++++ Supplied records

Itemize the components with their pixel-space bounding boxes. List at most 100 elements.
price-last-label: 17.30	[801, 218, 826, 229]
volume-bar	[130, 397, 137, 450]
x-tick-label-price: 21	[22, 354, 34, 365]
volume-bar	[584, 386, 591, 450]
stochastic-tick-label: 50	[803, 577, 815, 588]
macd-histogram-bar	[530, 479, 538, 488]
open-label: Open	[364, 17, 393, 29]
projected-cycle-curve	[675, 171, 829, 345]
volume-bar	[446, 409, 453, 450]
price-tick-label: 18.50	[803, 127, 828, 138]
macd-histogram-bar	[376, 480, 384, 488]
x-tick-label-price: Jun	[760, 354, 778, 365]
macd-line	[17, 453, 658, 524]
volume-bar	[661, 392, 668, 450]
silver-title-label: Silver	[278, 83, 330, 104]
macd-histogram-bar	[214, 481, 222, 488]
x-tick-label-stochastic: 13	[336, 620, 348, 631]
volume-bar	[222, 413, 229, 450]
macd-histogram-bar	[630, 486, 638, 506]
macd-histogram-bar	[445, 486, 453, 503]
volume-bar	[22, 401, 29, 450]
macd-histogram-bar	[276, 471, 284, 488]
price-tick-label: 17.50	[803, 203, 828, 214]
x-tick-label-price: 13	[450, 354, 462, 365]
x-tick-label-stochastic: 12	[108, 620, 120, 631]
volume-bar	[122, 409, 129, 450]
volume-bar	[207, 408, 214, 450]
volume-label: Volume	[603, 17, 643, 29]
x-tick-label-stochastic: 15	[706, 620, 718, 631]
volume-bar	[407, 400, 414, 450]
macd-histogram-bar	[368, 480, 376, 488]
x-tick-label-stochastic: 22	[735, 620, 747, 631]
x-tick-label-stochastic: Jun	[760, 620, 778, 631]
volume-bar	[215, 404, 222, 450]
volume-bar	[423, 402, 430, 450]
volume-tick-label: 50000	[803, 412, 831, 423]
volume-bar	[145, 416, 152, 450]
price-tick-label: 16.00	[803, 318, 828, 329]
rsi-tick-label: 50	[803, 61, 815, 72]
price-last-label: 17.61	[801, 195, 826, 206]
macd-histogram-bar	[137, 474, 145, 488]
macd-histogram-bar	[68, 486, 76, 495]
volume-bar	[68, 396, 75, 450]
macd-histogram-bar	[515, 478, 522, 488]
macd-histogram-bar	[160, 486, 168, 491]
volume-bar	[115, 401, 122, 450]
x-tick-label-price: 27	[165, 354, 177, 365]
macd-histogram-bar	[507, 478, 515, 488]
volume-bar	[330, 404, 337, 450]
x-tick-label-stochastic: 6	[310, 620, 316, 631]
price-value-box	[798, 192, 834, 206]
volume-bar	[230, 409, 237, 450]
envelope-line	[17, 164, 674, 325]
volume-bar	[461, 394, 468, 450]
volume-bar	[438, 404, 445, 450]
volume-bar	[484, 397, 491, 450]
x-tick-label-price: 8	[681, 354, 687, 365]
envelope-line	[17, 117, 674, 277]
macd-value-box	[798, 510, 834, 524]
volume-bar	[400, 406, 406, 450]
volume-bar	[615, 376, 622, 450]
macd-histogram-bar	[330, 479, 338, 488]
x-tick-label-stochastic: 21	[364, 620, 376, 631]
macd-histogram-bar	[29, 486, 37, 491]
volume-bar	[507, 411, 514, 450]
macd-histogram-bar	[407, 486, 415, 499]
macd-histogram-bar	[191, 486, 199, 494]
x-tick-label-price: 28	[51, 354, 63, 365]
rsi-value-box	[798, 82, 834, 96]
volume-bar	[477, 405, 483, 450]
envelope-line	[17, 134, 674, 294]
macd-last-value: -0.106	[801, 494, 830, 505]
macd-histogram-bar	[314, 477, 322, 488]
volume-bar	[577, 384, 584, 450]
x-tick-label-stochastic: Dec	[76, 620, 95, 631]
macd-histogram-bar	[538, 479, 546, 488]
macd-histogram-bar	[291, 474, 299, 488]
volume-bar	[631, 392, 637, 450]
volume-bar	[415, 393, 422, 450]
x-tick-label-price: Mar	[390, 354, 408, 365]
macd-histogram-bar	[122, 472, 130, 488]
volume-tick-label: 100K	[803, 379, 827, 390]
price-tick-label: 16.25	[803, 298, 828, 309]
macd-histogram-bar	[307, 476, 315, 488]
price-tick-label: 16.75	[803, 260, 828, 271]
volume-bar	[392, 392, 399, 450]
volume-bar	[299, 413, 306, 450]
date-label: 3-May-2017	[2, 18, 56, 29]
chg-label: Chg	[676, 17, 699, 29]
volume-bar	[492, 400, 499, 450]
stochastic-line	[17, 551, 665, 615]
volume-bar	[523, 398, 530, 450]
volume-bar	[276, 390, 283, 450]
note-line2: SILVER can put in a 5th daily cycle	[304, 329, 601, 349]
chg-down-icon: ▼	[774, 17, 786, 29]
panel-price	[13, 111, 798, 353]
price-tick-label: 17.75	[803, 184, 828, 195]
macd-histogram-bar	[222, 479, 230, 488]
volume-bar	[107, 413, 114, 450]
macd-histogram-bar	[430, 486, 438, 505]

++++++++

- _Directions_
Please write out every entry above word for word.

- _The reply_
Itemize the components with their pixel-space bounding boxes. List at most 100 elements.
price-last-label: 17.30	[801, 218, 826, 229]
volume-bar	[130, 397, 137, 450]
x-tick-label-price: 21	[22, 354, 34, 365]
volume-bar	[584, 386, 591, 450]
stochastic-tick-label: 50	[803, 577, 815, 588]
macd-histogram-bar	[530, 479, 538, 488]
open-label: Open	[364, 17, 393, 29]
projected-cycle-curve	[675, 171, 829, 345]
volume-bar	[446, 409, 453, 450]
price-tick-label: 18.50	[803, 127, 828, 138]
macd-histogram-bar	[376, 480, 384, 488]
x-tick-label-price: Jun	[760, 354, 778, 365]
macd-line	[17, 453, 658, 524]
volume-bar	[661, 392, 668, 450]
silver-title-label: Silver	[278, 83, 330, 104]
macd-histogram-bar	[214, 481, 222, 488]
x-tick-label-stochastic: 13	[336, 620, 348, 631]
volume-bar	[222, 413, 229, 450]
macd-histogram-bar	[630, 486, 638, 506]
macd-histogram-bar	[445, 486, 453, 503]
volume-bar	[22, 401, 29, 450]
macd-histogram-bar	[276, 471, 284, 488]
price-tick-label: 17.50	[803, 203, 828, 214]
x-tick-label-price: 13	[450, 354, 462, 365]
x-tick-label-stochastic: 12	[108, 620, 120, 631]
volume-bar	[122, 409, 129, 450]
volume-bar	[207, 408, 214, 450]
volume-label: Volume	[603, 17, 643, 29]
x-tick-label-stochastic: 15	[706, 620, 718, 631]
volume-bar	[407, 400, 414, 450]
macd-histogram-bar	[368, 480, 376, 488]
x-tick-label-stochastic: 22	[735, 620, 747, 631]
x-tick-label-stochastic: Jun	[760, 620, 778, 631]
volume-bar	[215, 404, 222, 450]
volume-bar	[423, 402, 430, 450]
volume-tick-label: 50000	[803, 412, 831, 423]
volume-bar	[145, 416, 152, 450]
price-tick-label: 16.00	[803, 318, 828, 329]
rsi-tick-label: 50	[803, 61, 815, 72]
price-last-label: 17.61	[801, 195, 826, 206]
macd-histogram-bar	[137, 474, 145, 488]
macd-histogram-bar	[68, 486, 76, 495]
volume-bar	[68, 396, 75, 450]
macd-histogram-bar	[515, 478, 522, 488]
macd-histogram-bar	[160, 486, 168, 491]
volume-bar	[115, 401, 122, 450]
x-tick-label-price: 27	[165, 354, 177, 365]
macd-histogram-bar	[507, 478, 515, 488]
volume-bar	[330, 404, 337, 450]
x-tick-label-stochastic: 6	[310, 620, 316, 631]
price-value-box	[798, 192, 834, 206]
volume-bar	[230, 409, 237, 450]
envelope-line	[17, 164, 674, 325]
volume-bar	[461, 394, 468, 450]
volume-bar	[438, 404, 445, 450]
volume-bar	[484, 397, 491, 450]
x-tick-label-price: 8	[681, 354, 687, 365]
envelope-line	[17, 117, 674, 277]
macd-value-box	[798, 510, 834, 524]
volume-bar	[400, 406, 406, 450]
volume-bar	[615, 376, 622, 450]
macd-histogram-bar	[330, 479, 338, 488]
x-tick-label-stochastic: 21	[364, 620, 376, 631]
macd-histogram-bar	[29, 486, 37, 491]
volume-bar	[507, 411, 514, 450]
macd-histogram-bar	[407, 486, 415, 499]
macd-histogram-bar	[191, 486, 199, 494]
x-tick-label-price: 28	[51, 354, 63, 365]
rsi-value-box	[798, 82, 834, 96]
volume-bar	[477, 405, 483, 450]
envelope-line	[17, 134, 674, 294]
macd-last-value: -0.106	[801, 494, 830, 505]
macd-histogram-bar	[314, 477, 322, 488]
volume-bar	[577, 384, 584, 450]
x-tick-label-stochastic: Dec	[76, 620, 95, 631]
macd-histogram-bar	[538, 479, 546, 488]
macd-histogram-bar	[291, 474, 299, 488]
volume-bar	[631, 392, 637, 450]
volume-bar	[415, 393, 422, 450]
x-tick-label-price: Mar	[390, 354, 408, 365]
macd-histogram-bar	[122, 472, 130, 488]
volume-tick-label: 100K	[803, 379, 827, 390]
price-tick-label: 16.25	[803, 298, 828, 309]
macd-histogram-bar	[307, 476, 315, 488]
price-tick-label: 16.75	[803, 260, 828, 271]
volume-bar	[392, 392, 399, 450]
volume-bar	[299, 413, 306, 450]
date-label: 3-May-2017	[2, 18, 56, 29]
chg-label: Chg	[676, 17, 699, 29]
volume-bar	[492, 400, 499, 450]
stochastic-line	[17, 551, 665, 615]
volume-bar	[523, 398, 530, 450]
volume-bar	[276, 390, 283, 450]
note-line2: SILVER can put in a 5th daily cycle	[304, 329, 601, 349]
chg-down-icon: ▼	[774, 17, 786, 29]
panel-price	[13, 111, 798, 353]
price-tick-label: 17.75	[803, 184, 828, 195]
macd-histogram-bar	[222, 479, 230, 488]
volume-bar	[107, 413, 114, 450]
macd-histogram-bar	[430, 486, 438, 505]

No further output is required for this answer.